• **Task description**:
Look through the material below for "icon". Copy every line that contains it.

Extracted records:

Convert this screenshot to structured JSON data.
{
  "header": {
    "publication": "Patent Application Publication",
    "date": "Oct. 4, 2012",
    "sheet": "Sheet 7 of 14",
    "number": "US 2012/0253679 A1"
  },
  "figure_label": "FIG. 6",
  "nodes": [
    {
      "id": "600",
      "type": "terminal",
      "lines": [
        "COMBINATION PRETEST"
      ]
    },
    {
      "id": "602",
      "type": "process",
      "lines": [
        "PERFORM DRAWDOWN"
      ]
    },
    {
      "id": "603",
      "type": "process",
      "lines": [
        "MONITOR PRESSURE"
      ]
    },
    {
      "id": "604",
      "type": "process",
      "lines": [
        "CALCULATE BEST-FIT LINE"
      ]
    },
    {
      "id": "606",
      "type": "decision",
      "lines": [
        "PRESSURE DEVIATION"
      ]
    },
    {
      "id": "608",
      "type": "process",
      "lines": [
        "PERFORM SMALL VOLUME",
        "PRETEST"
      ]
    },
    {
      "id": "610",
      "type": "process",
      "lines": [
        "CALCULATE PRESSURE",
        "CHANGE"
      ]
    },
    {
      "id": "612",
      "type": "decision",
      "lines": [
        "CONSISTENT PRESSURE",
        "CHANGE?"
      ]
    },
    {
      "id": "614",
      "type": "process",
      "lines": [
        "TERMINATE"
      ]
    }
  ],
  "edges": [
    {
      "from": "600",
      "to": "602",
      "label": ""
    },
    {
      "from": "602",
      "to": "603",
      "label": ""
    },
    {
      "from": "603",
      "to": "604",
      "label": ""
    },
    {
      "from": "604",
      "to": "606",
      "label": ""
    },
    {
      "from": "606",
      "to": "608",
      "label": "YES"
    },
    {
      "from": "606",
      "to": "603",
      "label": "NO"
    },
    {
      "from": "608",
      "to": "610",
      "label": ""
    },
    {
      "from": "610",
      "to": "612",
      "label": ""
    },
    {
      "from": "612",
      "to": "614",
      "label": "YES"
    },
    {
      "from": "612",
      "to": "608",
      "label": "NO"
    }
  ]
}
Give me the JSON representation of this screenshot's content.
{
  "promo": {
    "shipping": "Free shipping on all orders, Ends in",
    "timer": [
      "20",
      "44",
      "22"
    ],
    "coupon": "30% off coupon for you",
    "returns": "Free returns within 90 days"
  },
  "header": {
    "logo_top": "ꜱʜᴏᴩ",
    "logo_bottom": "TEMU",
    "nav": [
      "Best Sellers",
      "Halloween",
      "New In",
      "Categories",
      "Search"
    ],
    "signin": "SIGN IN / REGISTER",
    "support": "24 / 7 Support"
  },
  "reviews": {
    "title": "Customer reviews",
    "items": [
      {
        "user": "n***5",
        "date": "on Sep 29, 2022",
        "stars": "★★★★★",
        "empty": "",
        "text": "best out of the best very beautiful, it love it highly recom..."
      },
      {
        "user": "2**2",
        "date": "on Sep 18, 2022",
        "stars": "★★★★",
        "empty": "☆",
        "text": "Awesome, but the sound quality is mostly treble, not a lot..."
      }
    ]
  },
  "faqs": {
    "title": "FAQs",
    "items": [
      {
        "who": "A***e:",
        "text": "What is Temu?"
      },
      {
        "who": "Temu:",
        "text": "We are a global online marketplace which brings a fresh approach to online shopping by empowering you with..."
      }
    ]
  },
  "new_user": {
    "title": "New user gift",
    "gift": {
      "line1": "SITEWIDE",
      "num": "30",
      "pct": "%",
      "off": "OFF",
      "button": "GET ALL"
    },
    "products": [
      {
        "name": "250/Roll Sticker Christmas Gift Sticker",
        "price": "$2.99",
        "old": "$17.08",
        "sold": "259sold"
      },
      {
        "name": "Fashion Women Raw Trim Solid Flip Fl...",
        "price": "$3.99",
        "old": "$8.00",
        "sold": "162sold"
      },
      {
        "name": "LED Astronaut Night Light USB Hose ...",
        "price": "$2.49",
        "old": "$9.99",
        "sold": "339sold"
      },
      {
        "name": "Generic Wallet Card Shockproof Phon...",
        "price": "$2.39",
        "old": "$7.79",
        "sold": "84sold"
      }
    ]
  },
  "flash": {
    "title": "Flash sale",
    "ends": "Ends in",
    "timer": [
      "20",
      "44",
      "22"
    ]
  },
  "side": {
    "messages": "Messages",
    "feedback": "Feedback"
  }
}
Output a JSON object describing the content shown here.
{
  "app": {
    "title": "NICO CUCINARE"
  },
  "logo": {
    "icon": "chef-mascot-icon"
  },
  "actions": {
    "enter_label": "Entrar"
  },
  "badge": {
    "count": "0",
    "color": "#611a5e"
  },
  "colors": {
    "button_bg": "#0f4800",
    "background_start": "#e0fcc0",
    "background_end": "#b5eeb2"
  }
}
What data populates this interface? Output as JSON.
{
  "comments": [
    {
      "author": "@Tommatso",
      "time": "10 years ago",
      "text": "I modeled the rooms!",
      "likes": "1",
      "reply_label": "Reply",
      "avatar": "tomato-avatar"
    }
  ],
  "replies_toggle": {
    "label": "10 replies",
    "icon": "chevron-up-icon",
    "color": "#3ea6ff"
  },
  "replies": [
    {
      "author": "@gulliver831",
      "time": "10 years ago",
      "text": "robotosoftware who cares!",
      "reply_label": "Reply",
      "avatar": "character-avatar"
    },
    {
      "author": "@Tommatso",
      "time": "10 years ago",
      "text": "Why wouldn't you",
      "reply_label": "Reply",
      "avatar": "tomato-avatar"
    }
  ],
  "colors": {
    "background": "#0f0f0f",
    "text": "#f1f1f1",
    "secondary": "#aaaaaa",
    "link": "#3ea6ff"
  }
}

• **Exercise output**:
    "icon": "chef-mascot-icon"
    "icon": "chevron-up-icon",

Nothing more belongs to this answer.